* **WHAT TO PRODUCE**
Write the listing out again, all of it, word for word.

═══ DATA ENTRIES

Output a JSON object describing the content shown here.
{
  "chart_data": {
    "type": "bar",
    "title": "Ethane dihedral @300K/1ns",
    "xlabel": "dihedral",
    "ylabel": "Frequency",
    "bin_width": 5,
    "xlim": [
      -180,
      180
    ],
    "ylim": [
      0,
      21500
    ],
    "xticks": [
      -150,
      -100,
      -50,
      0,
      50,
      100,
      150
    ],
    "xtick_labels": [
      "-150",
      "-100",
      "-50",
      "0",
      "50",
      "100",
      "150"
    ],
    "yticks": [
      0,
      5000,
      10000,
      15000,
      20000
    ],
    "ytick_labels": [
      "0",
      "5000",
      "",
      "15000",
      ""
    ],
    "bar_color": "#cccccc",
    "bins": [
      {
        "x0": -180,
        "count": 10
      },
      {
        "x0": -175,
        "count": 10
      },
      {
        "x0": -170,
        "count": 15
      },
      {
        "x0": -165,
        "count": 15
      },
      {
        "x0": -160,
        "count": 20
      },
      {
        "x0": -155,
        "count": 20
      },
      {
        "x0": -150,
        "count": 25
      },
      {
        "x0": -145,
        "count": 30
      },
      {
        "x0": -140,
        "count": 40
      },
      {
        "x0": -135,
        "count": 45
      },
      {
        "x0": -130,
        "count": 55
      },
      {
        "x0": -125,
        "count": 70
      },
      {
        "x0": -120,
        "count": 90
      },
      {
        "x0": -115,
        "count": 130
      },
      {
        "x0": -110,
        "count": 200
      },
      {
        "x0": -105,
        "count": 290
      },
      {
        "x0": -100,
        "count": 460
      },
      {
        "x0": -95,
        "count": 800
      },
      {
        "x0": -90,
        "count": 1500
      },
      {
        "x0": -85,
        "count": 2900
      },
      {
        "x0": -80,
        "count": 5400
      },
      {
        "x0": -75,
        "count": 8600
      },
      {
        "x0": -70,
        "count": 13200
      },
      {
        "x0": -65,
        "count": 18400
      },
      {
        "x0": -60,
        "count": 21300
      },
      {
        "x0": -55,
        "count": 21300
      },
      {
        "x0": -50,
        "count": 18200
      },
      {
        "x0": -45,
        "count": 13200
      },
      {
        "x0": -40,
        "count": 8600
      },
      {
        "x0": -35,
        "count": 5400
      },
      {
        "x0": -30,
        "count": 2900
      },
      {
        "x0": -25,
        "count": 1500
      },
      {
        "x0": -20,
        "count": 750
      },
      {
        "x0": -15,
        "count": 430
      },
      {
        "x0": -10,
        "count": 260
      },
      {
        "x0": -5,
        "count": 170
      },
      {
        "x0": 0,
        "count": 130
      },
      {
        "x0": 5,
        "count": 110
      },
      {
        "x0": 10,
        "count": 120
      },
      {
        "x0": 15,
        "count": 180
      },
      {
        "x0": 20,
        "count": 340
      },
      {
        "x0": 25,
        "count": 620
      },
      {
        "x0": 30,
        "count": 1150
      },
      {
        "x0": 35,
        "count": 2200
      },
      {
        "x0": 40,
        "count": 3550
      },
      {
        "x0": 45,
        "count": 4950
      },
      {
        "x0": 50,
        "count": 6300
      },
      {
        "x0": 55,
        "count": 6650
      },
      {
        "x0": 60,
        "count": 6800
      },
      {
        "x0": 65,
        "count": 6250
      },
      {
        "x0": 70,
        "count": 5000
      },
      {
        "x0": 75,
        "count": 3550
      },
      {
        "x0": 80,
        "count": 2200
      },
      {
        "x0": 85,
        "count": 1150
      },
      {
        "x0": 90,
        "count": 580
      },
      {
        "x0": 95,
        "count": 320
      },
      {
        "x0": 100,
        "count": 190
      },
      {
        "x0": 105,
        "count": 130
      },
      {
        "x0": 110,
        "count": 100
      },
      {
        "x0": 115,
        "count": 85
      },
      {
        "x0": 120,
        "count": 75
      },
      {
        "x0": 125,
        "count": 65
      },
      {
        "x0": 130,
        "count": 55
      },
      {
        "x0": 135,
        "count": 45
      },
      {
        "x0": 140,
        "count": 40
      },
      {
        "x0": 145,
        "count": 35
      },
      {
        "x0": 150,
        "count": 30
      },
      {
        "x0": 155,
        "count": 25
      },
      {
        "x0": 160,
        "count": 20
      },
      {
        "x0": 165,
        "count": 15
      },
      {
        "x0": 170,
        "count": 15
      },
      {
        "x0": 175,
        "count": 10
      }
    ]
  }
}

══════

* **ANSWER TO THE TASK**
Output a JSON object describing the content shown here.
{
  "chart_data": {
    "type": "bar",
    "title": "Ethane dihedral @300K/1ns",
    "xlabel": "dihedral",
    "ylabel": "Frequency",
    "bin_width": 5,
    "xlim": [
      -180,
      180
    ],
    "ylim": [
      0,
      21500
    ],
    "xticks": [
      -150,
      -100,
      -50,
      0,
      50,
      100,
      150
    ],
    "xtick_labels": [
      "-150",
      "-100",
      "-50",
      "0",
      "50",
      "100",
      "150"
    ],
    "yticks": [
      0,
      5000,
      10000,
      15000,
      20000
    ],
    "ytick_labels": [
      "0",
      "5000",
      "",
      "15000",
      ""
    ],
    "bar_color": "#cccccc",
    "bins": [
      {
        "x0": -180,
        "count": 10
      },
      {
        "x0": -175,
        "count": 10
      },
      {
        "x0": -170,
        "count": 15
      },
      {
        "x0": -165,
        "count": 15
      },
      {
        "x0": -160,
        "count": 20
      },
      {
        "x0": -155,
        "count": 20
      },
      {
        "x0": -150,
        "count": 25
      },
      {
        "x0": -145,
        "count": 30
      },
      {
        "x0": -140,
        "count": 40
      },
      {
        "x0": -135,
        "count": 45
      },
      {
        "x0": -130,
        "count": 55
      },
      {
        "x0": -125,
        "count": 70
      },
      {
        "x0": -120,
        "count": 90
      },
      {
        "x0": -115,
        "count": 130
      },
      {
        "x0": -110,
        "count": 200
      },
      {
        "x0": -105,
        "count": 290
      },
      {
        "x0": -100,
        "count": 460
      },
      {
        "x0": -95,
        "count": 800
      },
      {
        "x0": -90,
        "count": 1500
      },
      {
        "x0": -85,
        "count": 2900
      },
      {
        "x0": -80,
        "count": 5400
      },
      {
        "x0": -75,
        "count": 8600
      },
      {
        "x0": -70,
        "count": 13200
      },
      {
        "x0": -65,
        "count": 18400
      },
      {
        "x0": -60,
        "count": 21300
      },
      {
        "x0": -55,
        "count": 21300
      },
      {
        "x0": -50,
        "count": 18200
      },
      {
        "x0": -45,
        "count": 13200
      },
      {
        "x0": -40,
        "count": 8600
      },
      {
        "x0": -35,
        "count": 5400
      },
      {
        "x0": -30,
        "count": 2900
      },
      {
        "x0": -25,
        "count": 1500
      },
      {
        "x0": -20,
        "count": 750
      },
      {
        "x0": -15,
        "count": 430
      },
      {
        "x0": -10,
        "count": 260
      },
      {
        "x0": -5,
        "count": 170
      },
      {
        "x0": 0,
        "count": 130
      },
      {
        "x0": 5,
        "count": 110
      },
      {
        "x0": 10,
        "count": 120
      },
      {
        "x0": 15,
        "count": 180
      },
      {
        "x0": 20,
        "count": 340
      },
      {
        "x0": 25,
        "count": 620
      },
      {
        "x0": 30,
        "count": 1150
      },
      {
        "x0": 35,
        "count": 2200
      },
      {
        "x0": 40,
        "count": 3550
      },
      {
        "x0": 45,
        "count": 4950
      },
      {
        "x0": 50,
        "count": 6300
      },
      {
        "x0": 55,
        "count": 6650
      },
      {
        "x0": 60,
        "count": 6800
      },
      {
        "x0": 65,
        "count": 6250
      },
      {
        "x0": 70,
        "count": 5000
      },
      {
        "x0": 75,
        "count": 3550
      },
      {
        "x0": 80,
        "count": 2200
      },
      {
        "x0": 85,
        "count": 1150
      },
      {
        "x0": 90,
        "count": 580
      },
      {
        "x0": 95,
        "count": 320
      },
      {
        "x0": 100,
        "count": 190
      },
      {
        "x0": 105,
        "count": 130
      },
      {
        "x0": 110,
        "count": 100
      },
      {
        "x0": 115,
        "count": 85
      },
      {
        "x0": 120,
        "count": 75
      },
      {
        "x0": 125,
        "count": 65
      },
      {
        "x0": 130,
        "count": 55
      },
      {
        "x0": 135,
        "count": 45
      },
      {
        "x0": 140,
        "count": 40
      },
      {
        "x0": 145,
        "count": 35
      },
      {
        "x0": 150,
        "count": 30
      },
      {
        "x0": 155,
        "count": 25
      },
      {
        "x0": 160,
        "count": 20
      },
      {
        "x0": 165,
        "count": 15
      },
      {
        "x0": 170,
        "count": 15
      },
      {
        "x0": 175,
        "count": 10
      }
    ]
  }
}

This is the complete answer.